LISTED ENTRIES —
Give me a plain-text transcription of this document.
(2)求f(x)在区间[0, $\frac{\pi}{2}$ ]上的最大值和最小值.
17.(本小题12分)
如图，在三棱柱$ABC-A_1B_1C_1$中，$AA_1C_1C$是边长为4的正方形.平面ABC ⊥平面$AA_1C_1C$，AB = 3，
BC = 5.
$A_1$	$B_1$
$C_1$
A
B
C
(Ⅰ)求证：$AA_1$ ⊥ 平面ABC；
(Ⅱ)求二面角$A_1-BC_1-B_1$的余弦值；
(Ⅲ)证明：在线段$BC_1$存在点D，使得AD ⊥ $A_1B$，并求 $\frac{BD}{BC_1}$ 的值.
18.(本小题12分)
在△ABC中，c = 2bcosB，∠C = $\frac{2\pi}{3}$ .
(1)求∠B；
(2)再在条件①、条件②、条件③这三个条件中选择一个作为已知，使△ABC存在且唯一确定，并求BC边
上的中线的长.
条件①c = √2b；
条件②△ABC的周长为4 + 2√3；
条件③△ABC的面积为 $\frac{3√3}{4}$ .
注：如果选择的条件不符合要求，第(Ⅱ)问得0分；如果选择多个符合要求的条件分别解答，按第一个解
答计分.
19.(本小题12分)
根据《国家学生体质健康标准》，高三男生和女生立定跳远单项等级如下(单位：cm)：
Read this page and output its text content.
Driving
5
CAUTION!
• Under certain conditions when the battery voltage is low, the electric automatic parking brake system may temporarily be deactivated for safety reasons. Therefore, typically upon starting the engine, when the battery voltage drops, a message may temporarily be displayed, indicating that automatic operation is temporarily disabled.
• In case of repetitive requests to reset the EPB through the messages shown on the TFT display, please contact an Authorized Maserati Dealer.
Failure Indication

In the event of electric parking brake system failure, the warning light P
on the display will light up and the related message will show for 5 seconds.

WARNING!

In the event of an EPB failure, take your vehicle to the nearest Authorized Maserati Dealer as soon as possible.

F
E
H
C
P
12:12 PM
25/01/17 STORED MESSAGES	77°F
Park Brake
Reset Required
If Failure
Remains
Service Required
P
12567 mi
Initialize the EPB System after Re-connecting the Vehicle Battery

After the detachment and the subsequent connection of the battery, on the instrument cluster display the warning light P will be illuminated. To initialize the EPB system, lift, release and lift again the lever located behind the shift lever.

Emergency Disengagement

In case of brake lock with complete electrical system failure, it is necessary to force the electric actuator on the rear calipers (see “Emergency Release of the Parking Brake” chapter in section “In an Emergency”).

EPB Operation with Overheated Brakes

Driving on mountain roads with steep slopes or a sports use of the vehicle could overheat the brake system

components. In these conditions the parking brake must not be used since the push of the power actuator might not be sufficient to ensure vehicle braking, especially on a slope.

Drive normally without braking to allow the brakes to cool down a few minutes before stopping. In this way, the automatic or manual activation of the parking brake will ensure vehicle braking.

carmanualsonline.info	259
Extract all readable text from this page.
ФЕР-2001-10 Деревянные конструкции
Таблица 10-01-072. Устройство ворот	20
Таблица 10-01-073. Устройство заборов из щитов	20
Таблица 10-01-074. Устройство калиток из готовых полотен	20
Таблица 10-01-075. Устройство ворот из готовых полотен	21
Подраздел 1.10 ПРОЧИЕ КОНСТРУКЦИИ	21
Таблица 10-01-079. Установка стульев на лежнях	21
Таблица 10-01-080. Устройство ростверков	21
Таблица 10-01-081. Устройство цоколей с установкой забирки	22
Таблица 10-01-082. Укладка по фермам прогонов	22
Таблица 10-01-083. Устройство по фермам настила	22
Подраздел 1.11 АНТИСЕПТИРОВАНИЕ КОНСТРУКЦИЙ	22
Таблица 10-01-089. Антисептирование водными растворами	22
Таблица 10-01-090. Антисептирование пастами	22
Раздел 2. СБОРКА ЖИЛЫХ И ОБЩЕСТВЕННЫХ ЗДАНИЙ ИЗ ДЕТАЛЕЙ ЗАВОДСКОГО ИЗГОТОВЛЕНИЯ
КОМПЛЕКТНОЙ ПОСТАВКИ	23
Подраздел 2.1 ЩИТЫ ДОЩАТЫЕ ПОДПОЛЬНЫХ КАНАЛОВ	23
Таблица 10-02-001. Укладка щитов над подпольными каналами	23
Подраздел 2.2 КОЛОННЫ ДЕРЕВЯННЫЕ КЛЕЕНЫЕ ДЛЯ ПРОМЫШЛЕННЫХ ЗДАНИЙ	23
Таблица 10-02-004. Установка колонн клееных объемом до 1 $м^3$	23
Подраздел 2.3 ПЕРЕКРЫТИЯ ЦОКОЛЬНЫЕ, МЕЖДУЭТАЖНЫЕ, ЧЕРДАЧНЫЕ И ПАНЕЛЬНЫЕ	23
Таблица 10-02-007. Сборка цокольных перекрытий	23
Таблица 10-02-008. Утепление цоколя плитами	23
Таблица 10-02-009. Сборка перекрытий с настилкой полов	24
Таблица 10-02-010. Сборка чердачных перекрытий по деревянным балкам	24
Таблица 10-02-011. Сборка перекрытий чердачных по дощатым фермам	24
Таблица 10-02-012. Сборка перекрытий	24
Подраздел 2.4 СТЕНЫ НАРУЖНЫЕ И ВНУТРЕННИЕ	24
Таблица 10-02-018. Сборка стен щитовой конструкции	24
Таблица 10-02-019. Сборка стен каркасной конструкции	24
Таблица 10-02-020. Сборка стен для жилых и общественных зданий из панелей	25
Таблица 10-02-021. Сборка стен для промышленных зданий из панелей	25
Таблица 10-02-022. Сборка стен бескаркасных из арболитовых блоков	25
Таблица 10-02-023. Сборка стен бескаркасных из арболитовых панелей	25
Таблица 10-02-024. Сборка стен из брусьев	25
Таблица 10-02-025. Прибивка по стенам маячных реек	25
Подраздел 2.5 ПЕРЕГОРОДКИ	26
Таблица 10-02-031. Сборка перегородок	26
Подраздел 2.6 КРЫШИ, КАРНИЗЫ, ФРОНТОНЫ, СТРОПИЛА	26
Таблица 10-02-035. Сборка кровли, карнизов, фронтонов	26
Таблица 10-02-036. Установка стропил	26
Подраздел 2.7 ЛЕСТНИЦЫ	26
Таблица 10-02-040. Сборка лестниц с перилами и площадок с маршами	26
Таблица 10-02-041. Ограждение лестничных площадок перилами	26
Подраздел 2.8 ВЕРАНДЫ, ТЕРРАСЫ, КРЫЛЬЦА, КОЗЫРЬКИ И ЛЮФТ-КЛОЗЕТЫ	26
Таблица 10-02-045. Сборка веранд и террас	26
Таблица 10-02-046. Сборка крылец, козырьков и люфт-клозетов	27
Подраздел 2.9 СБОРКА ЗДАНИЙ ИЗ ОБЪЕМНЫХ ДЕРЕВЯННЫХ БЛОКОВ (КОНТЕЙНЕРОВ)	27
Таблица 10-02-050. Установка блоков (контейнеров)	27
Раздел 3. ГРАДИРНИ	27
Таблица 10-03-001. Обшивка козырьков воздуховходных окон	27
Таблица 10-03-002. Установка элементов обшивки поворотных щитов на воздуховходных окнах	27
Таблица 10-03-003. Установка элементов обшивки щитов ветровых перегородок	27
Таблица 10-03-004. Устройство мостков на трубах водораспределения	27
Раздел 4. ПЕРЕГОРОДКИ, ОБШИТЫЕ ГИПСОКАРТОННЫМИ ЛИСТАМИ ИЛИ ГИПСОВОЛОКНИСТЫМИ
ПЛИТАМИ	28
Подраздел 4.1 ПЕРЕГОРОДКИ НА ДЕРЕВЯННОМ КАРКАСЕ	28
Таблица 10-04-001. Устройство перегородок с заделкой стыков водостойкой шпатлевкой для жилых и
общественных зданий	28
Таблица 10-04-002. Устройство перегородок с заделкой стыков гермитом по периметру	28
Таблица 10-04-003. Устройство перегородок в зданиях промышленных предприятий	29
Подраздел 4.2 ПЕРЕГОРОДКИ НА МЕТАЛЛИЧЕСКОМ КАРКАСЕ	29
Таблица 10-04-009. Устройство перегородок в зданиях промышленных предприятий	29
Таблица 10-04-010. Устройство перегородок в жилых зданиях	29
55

SET EXERCISE — Each line that holds the word "арболитовых" is to be copied.

RIGHT ANSWER —
Таблица 10-02-022. Сборка стен бескаркасных из арболитовых блоков	25
Таблица 10-02-023. Сборка стен бескаркасных из арболитовых панелей	25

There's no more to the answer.